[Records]
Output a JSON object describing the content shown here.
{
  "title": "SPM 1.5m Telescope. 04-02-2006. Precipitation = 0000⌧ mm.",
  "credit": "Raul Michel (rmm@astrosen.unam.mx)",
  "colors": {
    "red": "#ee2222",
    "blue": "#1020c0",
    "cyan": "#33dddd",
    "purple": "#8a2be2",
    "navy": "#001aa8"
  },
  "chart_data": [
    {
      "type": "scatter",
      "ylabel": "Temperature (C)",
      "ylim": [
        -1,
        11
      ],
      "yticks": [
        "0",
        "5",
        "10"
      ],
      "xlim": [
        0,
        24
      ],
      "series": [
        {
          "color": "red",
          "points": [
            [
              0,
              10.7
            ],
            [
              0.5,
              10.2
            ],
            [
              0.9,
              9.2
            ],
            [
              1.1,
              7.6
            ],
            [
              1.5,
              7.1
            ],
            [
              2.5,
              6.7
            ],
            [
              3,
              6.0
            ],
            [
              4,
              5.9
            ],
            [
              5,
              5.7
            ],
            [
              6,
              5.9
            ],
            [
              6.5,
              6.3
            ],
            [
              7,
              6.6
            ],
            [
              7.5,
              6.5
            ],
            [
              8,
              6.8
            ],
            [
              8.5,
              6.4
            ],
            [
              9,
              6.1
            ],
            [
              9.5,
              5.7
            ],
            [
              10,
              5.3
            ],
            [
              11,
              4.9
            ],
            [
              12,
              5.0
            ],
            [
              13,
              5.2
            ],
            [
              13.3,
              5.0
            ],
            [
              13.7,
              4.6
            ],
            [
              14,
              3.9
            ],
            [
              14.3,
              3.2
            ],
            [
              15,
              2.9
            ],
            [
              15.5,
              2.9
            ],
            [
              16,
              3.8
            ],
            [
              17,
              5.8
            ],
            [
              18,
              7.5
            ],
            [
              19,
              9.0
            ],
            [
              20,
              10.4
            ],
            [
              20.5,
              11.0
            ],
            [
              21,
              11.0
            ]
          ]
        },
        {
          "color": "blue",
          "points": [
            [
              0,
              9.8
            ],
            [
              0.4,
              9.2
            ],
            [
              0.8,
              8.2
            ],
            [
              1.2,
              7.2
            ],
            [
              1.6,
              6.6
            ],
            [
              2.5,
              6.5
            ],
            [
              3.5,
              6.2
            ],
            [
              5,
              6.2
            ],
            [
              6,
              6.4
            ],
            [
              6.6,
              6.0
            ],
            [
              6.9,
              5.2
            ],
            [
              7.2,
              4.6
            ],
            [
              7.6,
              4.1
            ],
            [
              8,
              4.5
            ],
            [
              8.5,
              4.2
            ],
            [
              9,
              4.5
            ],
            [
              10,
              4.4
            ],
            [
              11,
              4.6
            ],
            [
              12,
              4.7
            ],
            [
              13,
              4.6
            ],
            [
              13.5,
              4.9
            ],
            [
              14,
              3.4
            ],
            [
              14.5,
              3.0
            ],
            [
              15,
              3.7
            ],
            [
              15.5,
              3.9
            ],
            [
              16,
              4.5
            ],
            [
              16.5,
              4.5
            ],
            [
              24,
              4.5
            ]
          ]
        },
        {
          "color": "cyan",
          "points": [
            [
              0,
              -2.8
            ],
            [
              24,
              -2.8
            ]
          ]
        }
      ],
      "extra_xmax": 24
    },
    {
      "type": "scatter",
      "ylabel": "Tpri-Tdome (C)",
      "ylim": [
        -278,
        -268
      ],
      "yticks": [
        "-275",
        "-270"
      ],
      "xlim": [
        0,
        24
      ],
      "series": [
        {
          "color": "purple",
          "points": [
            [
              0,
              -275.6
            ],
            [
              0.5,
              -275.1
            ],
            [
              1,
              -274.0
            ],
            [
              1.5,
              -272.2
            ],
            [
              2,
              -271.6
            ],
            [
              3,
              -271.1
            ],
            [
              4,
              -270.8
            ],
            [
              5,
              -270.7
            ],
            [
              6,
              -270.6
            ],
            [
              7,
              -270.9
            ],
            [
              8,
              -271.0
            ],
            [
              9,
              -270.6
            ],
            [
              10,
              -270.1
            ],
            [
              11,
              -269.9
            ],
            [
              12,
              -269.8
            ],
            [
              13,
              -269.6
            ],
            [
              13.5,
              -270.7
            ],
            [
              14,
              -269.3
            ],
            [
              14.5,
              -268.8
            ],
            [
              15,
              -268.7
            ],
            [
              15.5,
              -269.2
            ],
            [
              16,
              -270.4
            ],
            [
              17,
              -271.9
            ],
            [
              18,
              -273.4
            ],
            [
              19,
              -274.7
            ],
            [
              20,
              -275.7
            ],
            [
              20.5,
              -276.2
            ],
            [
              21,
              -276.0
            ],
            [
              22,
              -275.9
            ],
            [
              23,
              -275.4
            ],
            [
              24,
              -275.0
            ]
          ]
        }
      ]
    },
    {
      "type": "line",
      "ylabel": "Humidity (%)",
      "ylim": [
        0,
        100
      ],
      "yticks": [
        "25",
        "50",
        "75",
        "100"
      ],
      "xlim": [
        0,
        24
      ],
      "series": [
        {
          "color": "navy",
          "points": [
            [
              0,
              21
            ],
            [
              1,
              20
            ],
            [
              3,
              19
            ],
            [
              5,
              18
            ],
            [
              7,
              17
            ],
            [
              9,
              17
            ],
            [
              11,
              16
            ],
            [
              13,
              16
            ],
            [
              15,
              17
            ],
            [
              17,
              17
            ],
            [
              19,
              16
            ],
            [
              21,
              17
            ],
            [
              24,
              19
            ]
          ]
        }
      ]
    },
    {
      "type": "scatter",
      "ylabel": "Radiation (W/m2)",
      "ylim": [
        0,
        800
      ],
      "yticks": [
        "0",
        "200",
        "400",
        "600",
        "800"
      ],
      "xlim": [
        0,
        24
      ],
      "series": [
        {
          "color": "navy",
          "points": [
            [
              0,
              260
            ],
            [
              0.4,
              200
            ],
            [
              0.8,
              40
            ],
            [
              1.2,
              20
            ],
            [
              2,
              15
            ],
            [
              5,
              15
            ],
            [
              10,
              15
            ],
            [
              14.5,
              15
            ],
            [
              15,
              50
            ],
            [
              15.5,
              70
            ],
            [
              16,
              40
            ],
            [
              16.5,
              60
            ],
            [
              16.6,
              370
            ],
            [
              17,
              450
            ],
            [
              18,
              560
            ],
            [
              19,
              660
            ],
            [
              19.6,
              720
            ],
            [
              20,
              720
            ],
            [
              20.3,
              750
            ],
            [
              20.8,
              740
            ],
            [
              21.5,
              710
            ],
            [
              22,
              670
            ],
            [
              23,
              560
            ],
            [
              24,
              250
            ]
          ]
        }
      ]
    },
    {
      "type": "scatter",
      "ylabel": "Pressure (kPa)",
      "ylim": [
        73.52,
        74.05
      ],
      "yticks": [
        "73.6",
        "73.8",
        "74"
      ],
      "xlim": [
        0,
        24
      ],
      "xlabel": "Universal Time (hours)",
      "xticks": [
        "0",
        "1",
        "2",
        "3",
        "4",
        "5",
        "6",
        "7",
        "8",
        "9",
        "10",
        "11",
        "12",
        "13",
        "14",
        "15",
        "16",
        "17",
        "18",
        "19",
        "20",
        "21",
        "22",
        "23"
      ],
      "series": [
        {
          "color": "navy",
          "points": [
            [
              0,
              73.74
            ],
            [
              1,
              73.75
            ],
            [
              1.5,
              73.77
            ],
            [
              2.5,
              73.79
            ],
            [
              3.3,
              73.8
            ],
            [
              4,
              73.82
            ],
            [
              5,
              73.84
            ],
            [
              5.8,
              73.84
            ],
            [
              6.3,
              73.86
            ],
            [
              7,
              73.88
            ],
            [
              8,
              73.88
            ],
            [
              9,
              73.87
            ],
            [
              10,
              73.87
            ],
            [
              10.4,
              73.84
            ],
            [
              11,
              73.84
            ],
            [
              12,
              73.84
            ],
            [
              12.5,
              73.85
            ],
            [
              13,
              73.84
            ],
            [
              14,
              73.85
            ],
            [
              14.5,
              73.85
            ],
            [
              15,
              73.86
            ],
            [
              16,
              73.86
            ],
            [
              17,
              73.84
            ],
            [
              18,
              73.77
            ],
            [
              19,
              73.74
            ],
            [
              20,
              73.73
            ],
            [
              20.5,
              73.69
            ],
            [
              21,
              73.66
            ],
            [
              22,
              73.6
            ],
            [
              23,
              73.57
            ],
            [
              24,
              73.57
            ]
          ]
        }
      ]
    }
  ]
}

**THE TASK:** Copy every line of the material in which the word "ylabel" occurs.

**WORKED ANSWER:**
      "ylabel": "Temperature (C)",
      "ylabel": "Tpri-Tdome (C)",
      "ylabel": "Humidity (%)",
      "ylabel": "Radiation (W/m2)",
      "ylabel": "Pressure (kPa)",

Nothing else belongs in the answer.